What the exercise asks:
Pull every line of the entries that has the word "Energy".

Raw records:
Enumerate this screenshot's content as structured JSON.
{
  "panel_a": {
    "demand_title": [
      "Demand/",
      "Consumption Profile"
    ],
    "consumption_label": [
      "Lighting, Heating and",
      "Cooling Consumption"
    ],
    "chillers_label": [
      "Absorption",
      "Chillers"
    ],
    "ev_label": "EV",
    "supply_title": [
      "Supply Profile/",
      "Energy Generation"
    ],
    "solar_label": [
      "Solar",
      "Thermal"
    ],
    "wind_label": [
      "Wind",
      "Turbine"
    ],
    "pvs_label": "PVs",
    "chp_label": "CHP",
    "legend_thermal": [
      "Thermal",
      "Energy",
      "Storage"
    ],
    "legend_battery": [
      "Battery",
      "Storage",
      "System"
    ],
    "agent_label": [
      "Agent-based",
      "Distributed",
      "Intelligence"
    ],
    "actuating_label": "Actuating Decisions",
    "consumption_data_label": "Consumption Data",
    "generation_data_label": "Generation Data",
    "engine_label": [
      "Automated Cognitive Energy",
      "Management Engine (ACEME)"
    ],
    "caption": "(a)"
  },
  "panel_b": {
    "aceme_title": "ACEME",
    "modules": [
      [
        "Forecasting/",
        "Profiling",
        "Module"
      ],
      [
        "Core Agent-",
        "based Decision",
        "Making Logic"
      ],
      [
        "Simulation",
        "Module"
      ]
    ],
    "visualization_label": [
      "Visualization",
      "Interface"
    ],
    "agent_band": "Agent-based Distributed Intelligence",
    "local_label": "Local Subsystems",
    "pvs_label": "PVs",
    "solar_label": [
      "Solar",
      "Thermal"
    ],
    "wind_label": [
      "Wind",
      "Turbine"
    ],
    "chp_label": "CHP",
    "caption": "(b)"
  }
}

Response:
      "Energy Generation"
      "Energy",
      "Automated Cognitive Energy",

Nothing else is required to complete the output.